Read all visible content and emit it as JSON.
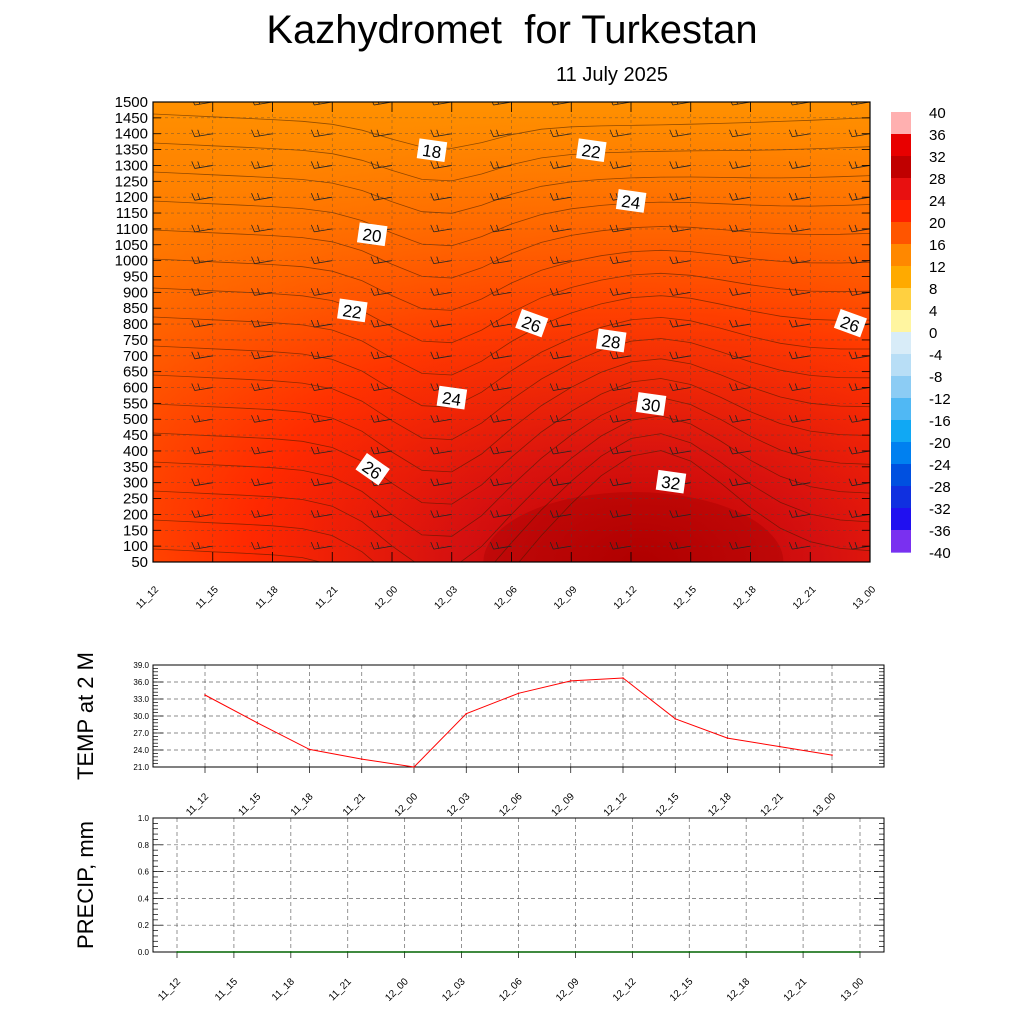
{
  "header": {
    "title": "Kazhydromet  for Turkestan",
    "subtitle": "11 July 2025"
  },
  "chart_data": [
    {
      "type": "heatmap",
      "xlabel": "",
      "ylabel": "",
      "x_ticks": [
        "11_12",
        "11_15",
        "11_18",
        "11_21",
        "12_00",
        "12_03",
        "12_06",
        "12_09",
        "12_12",
        "12_15",
        "12_18",
        "12_21",
        "13_00"
      ],
      "y_ticks": [
        1500,
        1450,
        1400,
        1350,
        1300,
        1250,
        1200,
        1150,
        1100,
        1050,
        1000,
        950,
        900,
        850,
        800,
        750,
        700,
        650,
        600,
        550,
        500,
        450,
        400,
        350,
        300,
        250,
        200,
        150,
        100,
        50
      ],
      "ylim": [
        50,
        1500
      ],
      "colorbar_ticks": [
        40,
        36,
        32,
        28,
        24,
        20,
        16,
        12,
        8,
        4,
        0,
        -4,
        -8,
        -12,
        -16,
        -20,
        -24,
        -28,
        -32,
        -36,
        -40
      ],
      "colorbar_range": [
        -40,
        40
      ],
      "contour_labels": [
        {
          "text": "18",
          "x": "12_02",
          "y": 1345
        },
        {
          "text": "20",
          "x": "11_23",
          "y": 1080
        },
        {
          "text": "22",
          "x": "11_22",
          "y": 840
        },
        {
          "text": "24",
          "x": "12_03",
          "y": 565
        },
        {
          "text": "26",
          "x": "11_23",
          "y": 340
        },
        {
          "text": "22",
          "x": "12_10",
          "y": 1345
        },
        {
          "text": "24",
          "x": "12_12",
          "y": 1185
        },
        {
          "text": "26",
          "x": "12_07",
          "y": 800
        },
        {
          "text": "28",
          "x": "12_11",
          "y": 745
        },
        {
          "text": "30",
          "x": "12_13",
          "y": 545
        },
        {
          "text": "32",
          "x": "12_14",
          "y": 300
        },
        {
          "text": "26",
          "x": "12_23",
          "y": 800
        }
      ],
      "colors": {
        "low": "#7f00ff",
        "zero": "#ffffff",
        "warm": "#ff8c00",
        "hot": "#e01010",
        "max": "#b00000"
      }
    },
    {
      "type": "line",
      "ylabel": "TEMP at 2 M",
      "x_ticks": [
        "11_12",
        "11_15",
        "11_18",
        "11_21",
        "12_00",
        "12_03",
        "12_06",
        "12_09",
        "12_12",
        "12_15",
        "12_18",
        "12_21",
        "13_00"
      ],
      "y_ticks": [
        "39.0",
        "36.0",
        "33.0",
        "30.0",
        "27.0",
        "24.0",
        "21.0"
      ],
      "ylim": [
        21,
        39
      ],
      "series": [
        {
          "values": [
            33.7,
            28.8,
            24.1,
            22.4,
            21.0,
            30.4,
            34.0,
            36.2,
            36.7,
            29.5,
            26.1,
            24.6,
            23.1
          ],
          "color": "#ff0000"
        }
      ]
    },
    {
      "type": "line",
      "ylabel": "PRECIP, mm",
      "x_ticks": [
        "11_12",
        "11_15",
        "11_18",
        "11_21",
        "12_00",
        "12_03",
        "12_06",
        "12_09",
        "12_12",
        "12_15",
        "12_18",
        "12_21",
        "13_00"
      ],
      "y_ticks": [
        "1.0",
        "0.8",
        "0.6",
        "0.4",
        "0.2",
        "0.0"
      ],
      "ylim": [
        0,
        1
      ],
      "series": [
        {
          "values": [
            0,
            0,
            0,
            0,
            0,
            0,
            0,
            0,
            0,
            0,
            0,
            0,
            0
          ],
          "color": "#006400"
        }
      ]
    }
  ]
}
- - - - - - -
PROBLEM DESCRIPTION: Leave out all images, then reproduce the entries above exactly.

RESULT:
Read all visible content and emit it as JSON.
{
  "header": {
    "title": "Kazhydromet  for Turkestan",
    "subtitle": "11 July 2025"
  },
  "chart_data": [
    {
      "type": "heatmap",
      "xlabel": "",
      "ylabel": "",
      "x_ticks": [
        "11_12",
        "11_15",
        "11_18",
        "11_21",
        "12_00",
        "12_03",
        "12_06",
        "12_09",
        "12_12",
        "12_15",
        "12_18",
        "12_21",
        "13_00"
      ],
      "y_ticks": [
        1500,
        1450,
        1400,
        1350,
        1300,
        1250,
        1200,
        1150,
        1100,
        1050,
        1000,
        950,
        900,
        850,
        800,
        750,
        700,
        650,
        600,
        550,
        500,
        450,
        400,
        350,
        300,
        250,
        200,
        150,
        100,
        50
      ],
      "ylim": [
        50,
        1500
      ],
      "colorbar_ticks": [
        40,
        36,
        32,
        28,
        24,
        20,
        16,
        12,
        8,
        4,
        0,
        -4,
        -8,
        -12,
        -16,
        -20,
        -24,
        -28,
        -32,
        -36,
        -40
      ],
      "colorbar_range": [
        -40,
        40
      ],
      "contour_labels": [
        {
          "text": "18",
          "x": "12_02",
          "y": 1345
        },
        {
          "text": "20",
          "x": "11_23",
          "y": 1080
        },
        {
          "text": "22",
          "x": "11_22",
          "y": 840
        },
        {
          "text": "24",
          "x": "12_03",
          "y": 565
        },
        {
          "text": "26",
          "x": "11_23",
          "y": 340
        },
        {
          "text": "22",
          "x": "12_10",
          "y": 1345
        },
        {
          "text": "24",
          "x": "12_12",
          "y": 1185
        },
        {
          "text": "26",
          "x": "12_07",
          "y": 800
        },
        {
          "text": "28",
          "x": "12_11",
          "y": 745
        },
        {
          "text": "30",
          "x": "12_13",
          "y": 545
        },
        {
          "text": "32",
          "x": "12_14",
          "y": 300
        },
        {
          "text": "26",
          "x": "12_23",
          "y": 800
        }
      ],
      "colors": {
        "low": "#7f00ff",
        "zero": "#ffffff",
        "warm": "#ff8c00",
        "hot": "#e01010",
        "max": "#b00000"
      }
    },
    {
      "type": "line",
      "ylabel": "TEMP at 2 M",
      "x_ticks": [
        "11_12",
        "11_15",
        "11_18",
        "11_21",
        "12_00",
        "12_03",
        "12_06",
        "12_09",
        "12_12",
        "12_15",
        "12_18",
        "12_21",
        "13_00"
      ],
      "y_ticks": [
        "39.0",
        "36.0",
        "33.0",
        "30.0",
        "27.0",
        "24.0",
        "21.0"
      ],
      "ylim": [
        21,
        39
      ],
      "series": [
        {
          "values": [
            33.7,
            28.8,
            24.1,
            22.4,
            21.0,
            30.4,
            34.0,
            36.2,
            36.7,
            29.5,
            26.1,
            24.6,
            23.1
          ],
          "color": "#ff0000"
        }
      ]
    },
    {
      "type": "line",
      "ylabel": "PRECIP, mm",
      "x_ticks": [
        "11_12",
        "11_15",
        "11_18",
        "11_21",
        "12_00",
        "12_03",
        "12_06",
        "12_09",
        "12_12",
        "12_15",
        "12_18",
        "12_21",
        "13_00"
      ],
      "y_ticks": [
        "1.0",
        "0.8",
        "0.6",
        "0.4",
        "0.2",
        "0.0"
      ],
      "ylim": [
        0,
        1
      ],
      "series": [
        {
          "values": [
            0,
            0,
            0,
            0,
            0,
            0,
            0,
            0,
            0,
            0,
            0,
            0,
            0
          ],
          "color": "#006400"
        }
      ]
    }
  ]
}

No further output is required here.